● Data shown:

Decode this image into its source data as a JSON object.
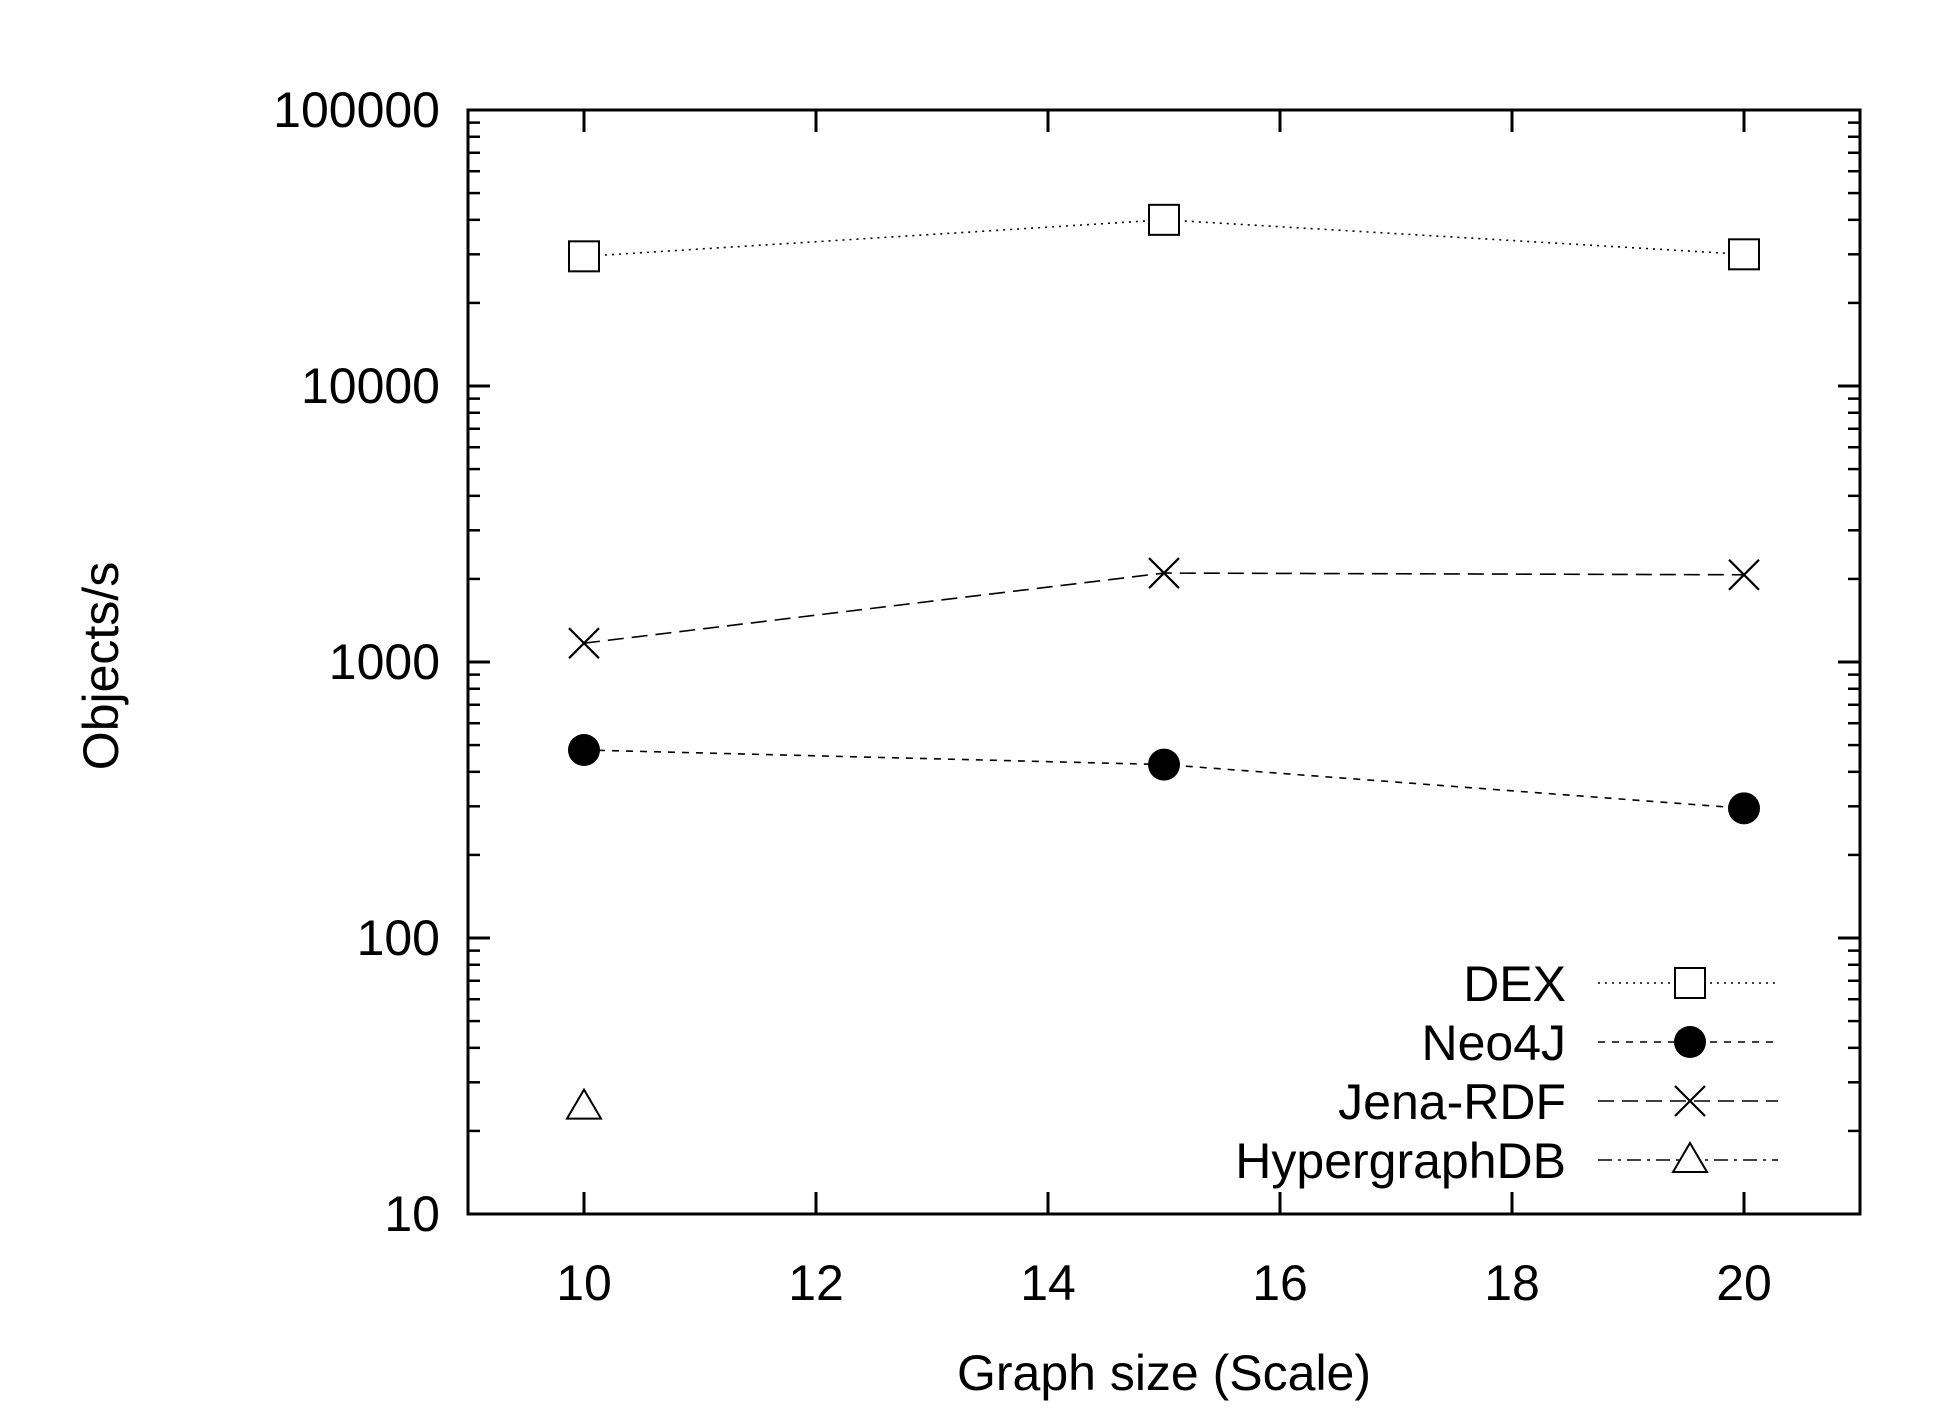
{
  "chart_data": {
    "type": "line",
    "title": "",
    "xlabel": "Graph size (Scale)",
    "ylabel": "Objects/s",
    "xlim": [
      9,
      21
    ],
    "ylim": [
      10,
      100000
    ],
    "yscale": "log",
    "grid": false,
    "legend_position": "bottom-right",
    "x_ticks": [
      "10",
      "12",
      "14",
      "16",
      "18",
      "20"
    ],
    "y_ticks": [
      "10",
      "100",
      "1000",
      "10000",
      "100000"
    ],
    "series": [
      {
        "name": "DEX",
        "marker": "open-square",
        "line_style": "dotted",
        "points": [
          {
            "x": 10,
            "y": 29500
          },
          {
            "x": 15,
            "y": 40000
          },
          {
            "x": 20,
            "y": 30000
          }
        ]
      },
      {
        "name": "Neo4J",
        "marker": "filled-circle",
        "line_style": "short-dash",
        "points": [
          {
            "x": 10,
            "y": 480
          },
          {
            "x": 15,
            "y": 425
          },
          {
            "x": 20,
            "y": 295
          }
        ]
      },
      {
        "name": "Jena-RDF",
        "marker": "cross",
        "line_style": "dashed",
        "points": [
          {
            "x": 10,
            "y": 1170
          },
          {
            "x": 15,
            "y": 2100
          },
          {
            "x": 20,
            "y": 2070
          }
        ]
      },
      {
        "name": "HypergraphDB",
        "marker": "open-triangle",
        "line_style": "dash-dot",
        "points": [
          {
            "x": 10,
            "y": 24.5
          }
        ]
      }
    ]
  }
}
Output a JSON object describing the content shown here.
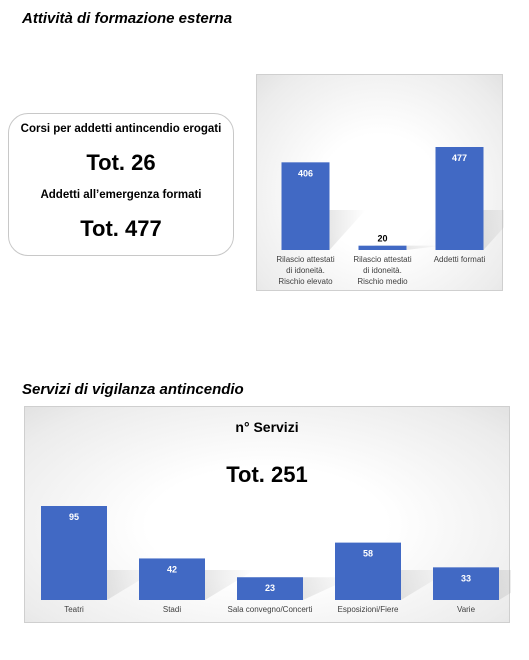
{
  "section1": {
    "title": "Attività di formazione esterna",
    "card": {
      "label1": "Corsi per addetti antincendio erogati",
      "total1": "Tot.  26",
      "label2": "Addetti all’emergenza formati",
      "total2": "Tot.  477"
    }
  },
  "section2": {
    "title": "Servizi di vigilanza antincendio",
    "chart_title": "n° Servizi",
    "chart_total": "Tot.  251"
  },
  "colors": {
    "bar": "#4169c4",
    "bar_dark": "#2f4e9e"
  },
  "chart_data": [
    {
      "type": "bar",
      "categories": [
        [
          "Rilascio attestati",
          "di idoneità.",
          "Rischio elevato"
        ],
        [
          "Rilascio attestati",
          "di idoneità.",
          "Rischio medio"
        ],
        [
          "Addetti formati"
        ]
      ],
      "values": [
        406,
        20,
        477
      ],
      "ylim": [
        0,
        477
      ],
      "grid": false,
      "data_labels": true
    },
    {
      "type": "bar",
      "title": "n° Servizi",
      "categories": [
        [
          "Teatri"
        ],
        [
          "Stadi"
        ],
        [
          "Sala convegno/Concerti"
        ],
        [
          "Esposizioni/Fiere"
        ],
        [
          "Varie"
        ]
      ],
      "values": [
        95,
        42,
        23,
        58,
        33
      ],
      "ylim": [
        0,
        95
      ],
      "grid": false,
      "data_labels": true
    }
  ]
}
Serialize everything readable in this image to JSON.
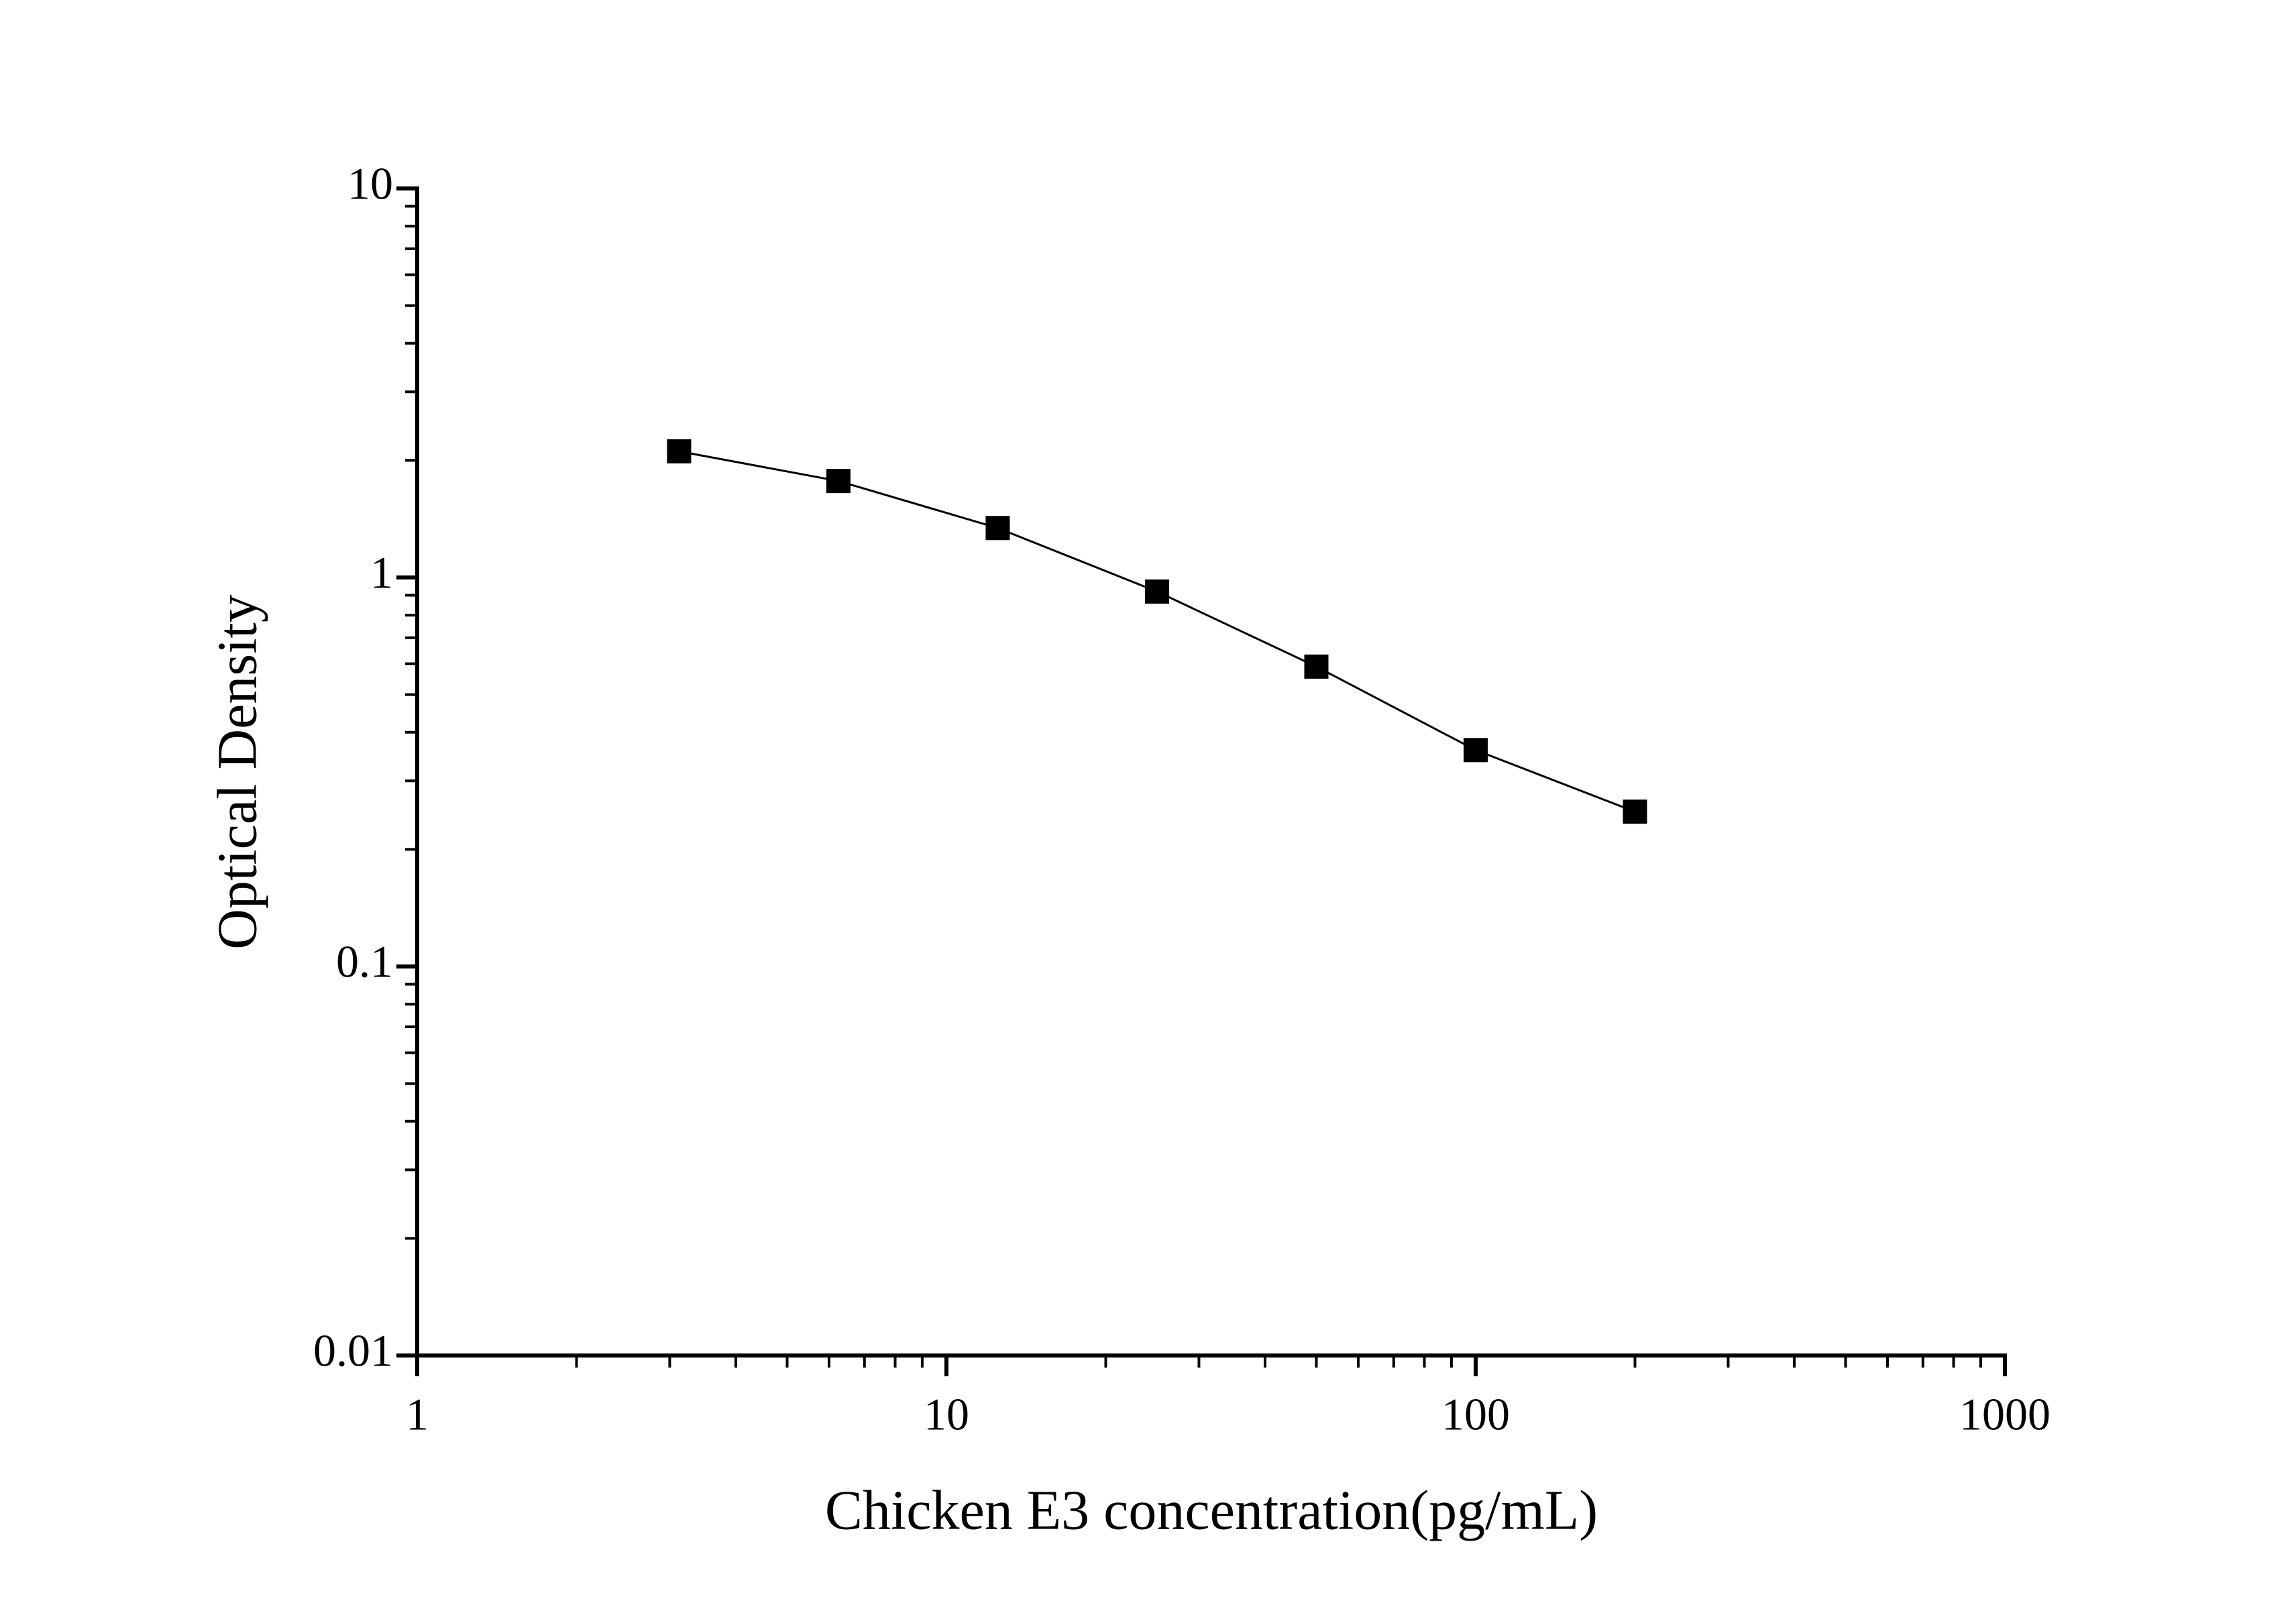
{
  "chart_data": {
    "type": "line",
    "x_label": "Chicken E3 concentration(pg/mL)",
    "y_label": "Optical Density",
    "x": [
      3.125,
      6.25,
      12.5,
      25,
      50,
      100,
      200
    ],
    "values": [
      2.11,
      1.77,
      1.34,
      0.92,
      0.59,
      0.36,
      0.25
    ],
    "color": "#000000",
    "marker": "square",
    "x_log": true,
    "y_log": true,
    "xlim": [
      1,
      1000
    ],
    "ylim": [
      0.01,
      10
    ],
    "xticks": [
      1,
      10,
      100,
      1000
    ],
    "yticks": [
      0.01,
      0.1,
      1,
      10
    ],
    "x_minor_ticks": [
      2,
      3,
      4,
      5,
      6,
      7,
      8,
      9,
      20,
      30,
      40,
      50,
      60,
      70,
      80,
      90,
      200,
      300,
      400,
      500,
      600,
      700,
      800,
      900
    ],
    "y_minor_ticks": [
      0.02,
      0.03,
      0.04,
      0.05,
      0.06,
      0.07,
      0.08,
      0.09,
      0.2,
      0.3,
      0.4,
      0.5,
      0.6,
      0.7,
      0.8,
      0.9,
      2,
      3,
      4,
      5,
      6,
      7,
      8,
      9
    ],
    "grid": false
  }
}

● Your instructions:
Above are records to transcribe exactly; leave their pictures out.

● Solution for this task:
Decode this image into its source data as a JSON object.
{
  "chart_data": {
    "type": "line",
    "title": "",
    "xlabel": "Graph size (Scale)",
    "ylabel": "Objects/s",
    "xlim": [
      9,
      21
    ],
    "ylim": [
      10,
      100000
    ],
    "yscale": "log",
    "grid": false,
    "legend_position": "bottom-right",
    "x_ticks": [
      "10",
      "12",
      "14",
      "16",
      "18",
      "20"
    ],
    "y_ticks": [
      "10",
      "100",
      "1000",
      "10000",
      "100000"
    ],
    "series": [
      {
        "name": "DEX",
        "marker": "open-square",
        "line_style": "dotted",
        "points": [
          {
            "x": 10,
            "y": 29500
          },
          {
            "x": 15,
            "y": 40000
          },
          {
            "x": 20,
            "y": 30000
          }
        ]
      },
      {
        "name": "Neo4J",
        "marker": "filled-circle",
        "line_style": "short-dash",
        "points": [
          {
            "x": 10,
            "y": 480
          },
          {
            "x": 15,
            "y": 425
          },
          {
            "x": 20,
            "y": 295
          }
        ]
      },
      {
        "name": "Jena-RDF",
        "marker": "cross",
        "line_style": "dashed",
        "points": [
          {
            "x": 10,
            "y": 1170
          },
          {
            "x": 15,
            "y": 2100
          },
          {
            "x": 20,
            "y": 2070
          }
        ]
      },
      {
        "name": "HypergraphDB",
        "marker": "open-triangle",
        "line_style": "dash-dot",
        "points": [
          {
            "x": 10,
            "y": 24.5
          }
        ]
      }
    ]
  }
}
Output a JSON object describing the content shown here.
{
  "section1": {
    "title": "Attività di formazione esterna",
    "card": {
      "label1": "Corsi per addetti antincendio erogati",
      "total1": "Tot.  26",
      "label2": "Addetti all’emergenza formati",
      "total2": "Tot.  477"
    }
  },
  "section2": {
    "title": "Servizi di vigilanza antincendio",
    "chart_title": "n° Servizi",
    "chart_total": "Tot.  251"
  },
  "colors": {
    "bar": "#4169c4",
    "bar_dark": "#2f4e9e"
  },
  "chart_data": [
    {
      "type": "bar",
      "categories": [
        [
          "Rilascio attestati",
          "di idoneità.",
          "Rischio elevato"
        ],
        [
          "Rilascio attestati",
          "di idoneità.",
          "Rischio medio"
        ],
        [
          "Addetti formati"
        ]
      ],
      "values": [
        406,
        20,
        477
      ],
      "ylim": [
        0,
        477
      ],
      "grid": false,
      "data_labels": true
    },
    {
      "type": "bar",
      "title": "n° Servizi",
      "categories": [
        [
          "Teatri"
        ],
        [
          "Stadi"
        ],
        [
          "Sala convegno/Concerti"
        ],
        [
          "Esposizioni/Fiere"
        ],
        [
          "Varie"
        ]
      ],
      "values": [
        95,
        42,
        23,
        58,
        33
      ],
      "ylim": [
        0,
        95
      ],
      "grid": false,
      "data_labels": true
    }
  ]
}
Serialize everything readable in this image to JSON.
{
  "chart_data": {
    "type": "line",
    "x_label": "Chicken E3 concentration(pg/mL)",
    "y_label": "Optical Density",
    "x": [
      3.125,
      6.25,
      12.5,
      25,
      50,
      100,
      200
    ],
    "values": [
      2.11,
      1.77,
      1.34,
      0.92,
      0.59,
      0.36,
      0.25
    ],
    "color": "#000000",
    "marker": "square",
    "x_log": true,
    "y_log": true,
    "xlim": [
      1,
      1000
    ],
    "ylim": [
      0.01,
      10
    ],
    "xticks": [
      1,
      10,
      100,
      1000
    ],
    "yticks": [
      0.01,
      0.1,
      1,
      10
    ],
    "x_minor_ticks": [
      2,
      3,
      4,
      5,
      6,
      7,
      8,
      9,
      20,
      30,
      40,
      50,
      60,
      70,
      80,
      90,
      200,
      300,
      400,
      500,
      600,
      700,
      800,
      900
    ],
    "y_minor_ticks": [
      0.02,
      0.03,
      0.04,
      0.05,
      0.06,
      0.07,
      0.08,
      0.09,
      0.2,
      0.3,
      0.4,
      0.5,
      0.6,
      0.7,
      0.8,
      0.9,
      2,
      3,
      4,
      5,
      6,
      7,
      8,
      9
    ],
    "grid": false
  }
}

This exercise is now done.